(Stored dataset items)
◆ ◆ ◆ ◆ ◆

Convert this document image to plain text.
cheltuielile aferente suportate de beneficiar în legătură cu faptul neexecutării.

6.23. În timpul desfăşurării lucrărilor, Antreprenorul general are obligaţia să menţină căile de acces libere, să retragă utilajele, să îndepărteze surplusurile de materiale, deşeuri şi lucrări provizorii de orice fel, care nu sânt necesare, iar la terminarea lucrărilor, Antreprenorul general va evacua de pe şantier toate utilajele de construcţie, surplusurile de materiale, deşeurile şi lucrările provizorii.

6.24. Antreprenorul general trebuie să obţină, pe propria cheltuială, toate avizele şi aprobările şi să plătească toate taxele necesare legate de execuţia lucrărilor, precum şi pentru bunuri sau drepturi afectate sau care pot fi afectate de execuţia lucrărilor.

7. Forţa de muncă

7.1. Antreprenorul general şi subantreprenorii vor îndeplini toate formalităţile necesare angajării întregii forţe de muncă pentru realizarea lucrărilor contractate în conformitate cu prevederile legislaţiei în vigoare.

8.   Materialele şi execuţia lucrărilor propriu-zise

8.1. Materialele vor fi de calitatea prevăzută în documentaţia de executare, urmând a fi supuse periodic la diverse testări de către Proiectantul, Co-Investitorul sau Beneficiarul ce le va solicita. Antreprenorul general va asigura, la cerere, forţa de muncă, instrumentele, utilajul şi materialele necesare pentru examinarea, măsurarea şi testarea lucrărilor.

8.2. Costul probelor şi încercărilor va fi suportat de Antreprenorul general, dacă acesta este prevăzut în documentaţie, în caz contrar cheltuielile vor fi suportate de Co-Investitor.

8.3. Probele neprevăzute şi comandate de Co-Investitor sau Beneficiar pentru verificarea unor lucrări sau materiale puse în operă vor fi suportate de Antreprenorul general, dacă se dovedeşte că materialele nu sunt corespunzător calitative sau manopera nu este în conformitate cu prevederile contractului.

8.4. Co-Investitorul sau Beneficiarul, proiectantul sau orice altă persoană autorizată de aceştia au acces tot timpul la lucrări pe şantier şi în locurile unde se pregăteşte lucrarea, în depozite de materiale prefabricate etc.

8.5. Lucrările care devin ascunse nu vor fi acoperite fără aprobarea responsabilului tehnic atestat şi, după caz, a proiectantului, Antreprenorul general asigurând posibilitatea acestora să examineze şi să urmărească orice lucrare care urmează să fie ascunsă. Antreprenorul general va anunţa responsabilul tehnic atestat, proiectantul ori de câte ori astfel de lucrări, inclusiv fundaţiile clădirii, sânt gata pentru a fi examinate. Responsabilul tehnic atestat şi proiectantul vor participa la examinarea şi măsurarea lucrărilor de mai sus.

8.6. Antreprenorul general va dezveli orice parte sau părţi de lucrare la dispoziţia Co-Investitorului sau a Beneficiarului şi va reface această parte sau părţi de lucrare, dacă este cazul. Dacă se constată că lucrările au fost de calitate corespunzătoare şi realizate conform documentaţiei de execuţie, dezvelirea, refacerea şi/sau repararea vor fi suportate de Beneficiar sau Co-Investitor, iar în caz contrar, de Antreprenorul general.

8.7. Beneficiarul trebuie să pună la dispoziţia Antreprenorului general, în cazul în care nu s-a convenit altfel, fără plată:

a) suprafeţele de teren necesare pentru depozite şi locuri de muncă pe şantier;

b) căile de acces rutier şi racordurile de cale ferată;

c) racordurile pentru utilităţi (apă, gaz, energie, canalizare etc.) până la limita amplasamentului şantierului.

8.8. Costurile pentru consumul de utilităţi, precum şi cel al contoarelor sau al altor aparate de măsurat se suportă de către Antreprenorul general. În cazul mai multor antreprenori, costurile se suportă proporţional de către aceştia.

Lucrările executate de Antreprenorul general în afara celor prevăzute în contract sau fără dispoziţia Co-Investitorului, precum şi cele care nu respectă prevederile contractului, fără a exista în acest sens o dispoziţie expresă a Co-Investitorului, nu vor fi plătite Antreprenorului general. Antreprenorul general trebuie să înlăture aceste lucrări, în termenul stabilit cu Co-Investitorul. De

◆ ◆ ◆ ◆ ◆

:: What you have to do ::
Repeat the records exactly, including every line.

:: Written solution ::
Convert this document image to plain text.
cheltuielile aferente suportate de beneficiar în legătură cu faptul neexecutării.

6.23. În timpul desfăşurării lucrărilor, Antreprenorul general are obligaţia să menţină căile de acces libere, să retragă utilajele, să îndepărteze surplusurile de materiale, deşeuri şi lucrări provizorii de orice fel, care nu sânt necesare, iar la terminarea lucrărilor, Antreprenorul general va evacua de pe şantier toate utilajele de construcţie, surplusurile de materiale, deşeurile şi lucrările provizorii.

6.24. Antreprenorul general trebuie să obţină, pe propria cheltuială, toate avizele şi aprobările şi să plătească toate taxele necesare legate de execuţia lucrărilor, precum şi pentru bunuri sau drepturi afectate sau care pot fi afectate de execuţia lucrărilor.

7. Forţa de muncă

7.1. Antreprenorul general şi subantreprenorii vor îndeplini toate formalităţile necesare angajării întregii forţe de muncă pentru realizarea lucrărilor contractate în conformitate cu prevederile legislaţiei în vigoare.

8.   Materialele şi execuţia lucrărilor propriu-zise

8.1. Materialele vor fi de calitatea prevăzută în documentaţia de executare, urmând a fi supuse periodic la diverse testări de către Proiectantul, Co-Investitorul sau Beneficiarul ce le va solicita. Antreprenorul general va asigura, la cerere, forţa de muncă, instrumentele, utilajul şi materialele necesare pentru examinarea, măsurarea şi testarea lucrărilor.

8.2. Costul probelor şi încercărilor va fi suportat de Antreprenorul general, dacă acesta este prevăzut în documentaţie, în caz contrar cheltuielile vor fi suportate de Co-Investitor.

8.3. Probele neprevăzute şi comandate de Co-Investitor sau Beneficiar pentru verificarea unor lucrări sau materiale puse în operă vor fi suportate de Antreprenorul general, dacă se dovedeşte că materialele nu sunt corespunzător calitative sau manopera nu este în conformitate cu prevederile contractului.

8.4. Co-Investitorul sau Beneficiarul, proiectantul sau orice altă persoană autorizată de aceştia au acces tot timpul la lucrări pe şantier şi în locurile unde se pregăteşte lucrarea, în depozite de materiale prefabricate etc.

8.5. Lucrările care devin ascunse nu vor fi acoperite fără aprobarea responsabilului tehnic atestat şi, după caz, a proiectantului, Antreprenorul general asigurând posibilitatea acestora să examineze şi să urmărească orice lucrare care urmează să fie ascunsă. Antreprenorul general va anunţa responsabilul tehnic atestat, proiectantul ori de câte ori astfel de lucrări, inclusiv fundaţiile clădirii, sânt gata pentru a fi examinate. Responsabilul tehnic atestat şi proiectantul vor participa la examinarea şi măsurarea lucrărilor de mai sus.

8.6. Antreprenorul general va dezveli orice parte sau părţi de lucrare la dispoziţia Co-Investitorului sau a Beneficiarului şi va reface această parte sau părţi de lucrare, dacă este cazul. Dacă se constată că lucrările au fost de calitate corespunzătoare şi realizate conform documentaţiei de execuţie, dezvelirea, refacerea şi/sau repararea vor fi suportate de Beneficiar sau Co-Investitor, iar în caz contrar, de Antreprenorul general.

8.7. Beneficiarul trebuie să pună la dispoziţia Antreprenorului general, în cazul în care nu s-a convenit altfel, fără plată:

a) suprafeţele de teren necesare pentru depozite şi locuri de muncă pe şantier;

b) căile de acces rutier şi racordurile de cale ferată;

c) racordurile pentru utilităţi (apă, gaz, energie, canalizare etc.) până la limita amplasamentului şantierului.

8.8. Costurile pentru consumul de utilităţi, precum şi cel al contoarelor sau al altor aparate de măsurat se suportă de către Antreprenorul general. În cazul mai multor antreprenori, costurile se suportă proporţional de către aceştia.

Lucrările executate de Antreprenorul general în afara celor prevăzute în contract sau fără dispoziţia Co-Investitorului, precum şi cele care nu respectă prevederile contractului, fără a exista în acest sens o dispoziţie expresă a Co-Investitorului, nu vor fi plătite Antreprenorului general. Antreprenorul general trebuie să înlăture aceste lucrări, în termenul stabilit cu Co-Investitorul. De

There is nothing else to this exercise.